(Source records)
◇ ◇ ◇ ◇ ◇
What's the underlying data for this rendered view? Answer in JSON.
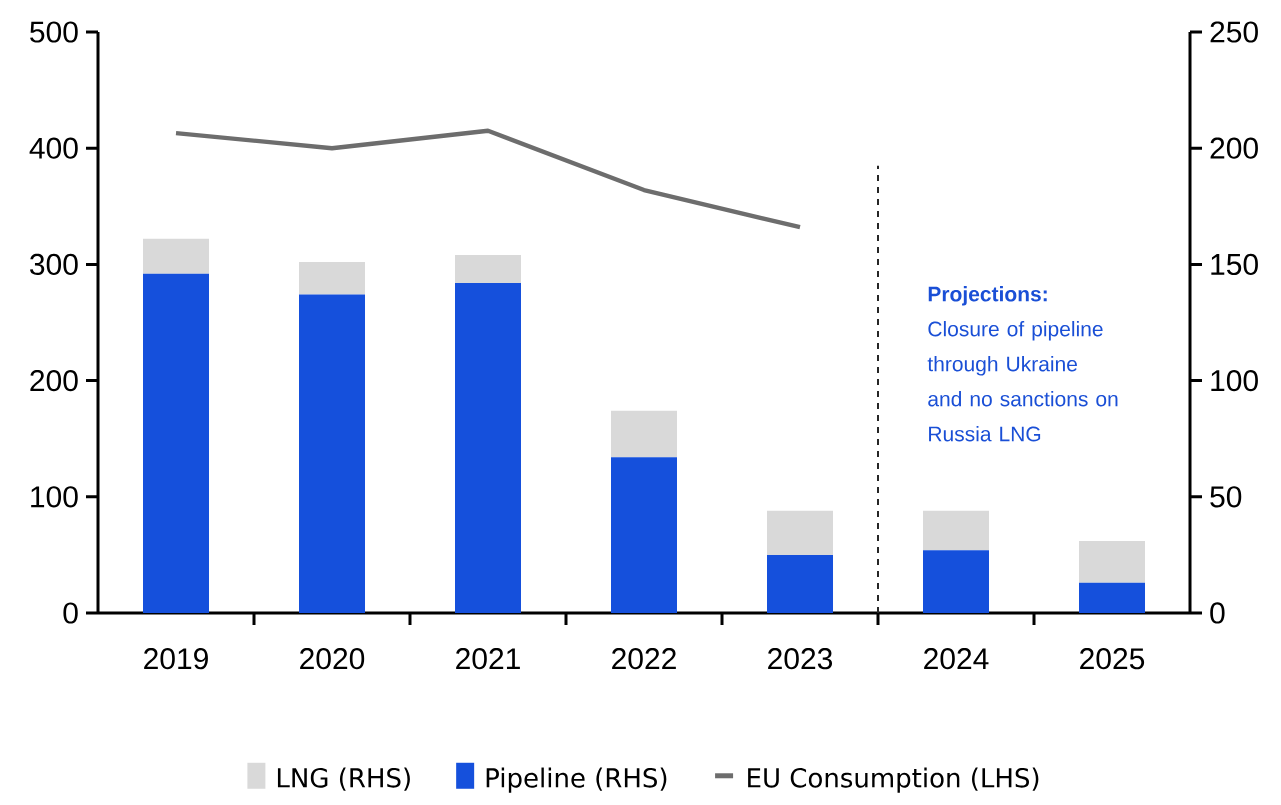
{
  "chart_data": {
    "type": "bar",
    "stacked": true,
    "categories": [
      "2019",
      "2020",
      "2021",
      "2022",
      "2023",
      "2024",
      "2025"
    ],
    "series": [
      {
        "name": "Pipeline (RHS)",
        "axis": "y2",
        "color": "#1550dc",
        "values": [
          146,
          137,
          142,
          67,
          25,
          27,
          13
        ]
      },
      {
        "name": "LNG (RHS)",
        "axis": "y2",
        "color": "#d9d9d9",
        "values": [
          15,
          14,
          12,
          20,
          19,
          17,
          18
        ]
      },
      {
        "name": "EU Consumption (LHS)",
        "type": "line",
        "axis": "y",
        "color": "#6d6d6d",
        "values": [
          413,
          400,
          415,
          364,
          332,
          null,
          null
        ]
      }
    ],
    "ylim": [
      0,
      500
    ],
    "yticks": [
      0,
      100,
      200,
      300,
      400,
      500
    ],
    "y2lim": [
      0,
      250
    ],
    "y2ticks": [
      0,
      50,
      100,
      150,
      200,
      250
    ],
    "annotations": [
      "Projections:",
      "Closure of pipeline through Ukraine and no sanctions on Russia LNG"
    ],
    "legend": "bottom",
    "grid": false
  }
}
◇ ◇ ◇ ◇ ◇
● YOUR GOAL
Quote the preceding records in their entirety, excluding every picture.

● SOLUTION TO THIS PROBLEM
What's the underlying data for this rendered view? Answer in JSON.
{
  "chart_data": {
    "type": "bar",
    "stacked": true,
    "categories": [
      "2019",
      "2020",
      "2021",
      "2022",
      "2023",
      "2024",
      "2025"
    ],
    "series": [
      {
        "name": "Pipeline (RHS)",
        "axis": "y2",
        "color": "#1550dc",
        "values": [
          146,
          137,
          142,
          67,
          25,
          27,
          13
        ]
      },
      {
        "name": "LNG (RHS)",
        "axis": "y2",
        "color": "#d9d9d9",
        "values": [
          15,
          14,
          12,
          20,
          19,
          17,
          18
        ]
      },
      {
        "name": "EU Consumption (LHS)",
        "type": "line",
        "axis": "y",
        "color": "#6d6d6d",
        "values": [
          413,
          400,
          415,
          364,
          332,
          null,
          null
        ]
      }
    ],
    "ylim": [
      0,
      500
    ],
    "yticks": [
      0,
      100,
      200,
      300,
      400,
      500
    ],
    "y2lim": [
      0,
      250
    ],
    "y2ticks": [
      0,
      50,
      100,
      150,
      200,
      250
    ],
    "annotations": [
      "Projections:",
      "Closure of pipeline through Ukraine and no sanctions on Russia LNG"
    ],
    "legend": "bottom",
    "grid": false
  }
}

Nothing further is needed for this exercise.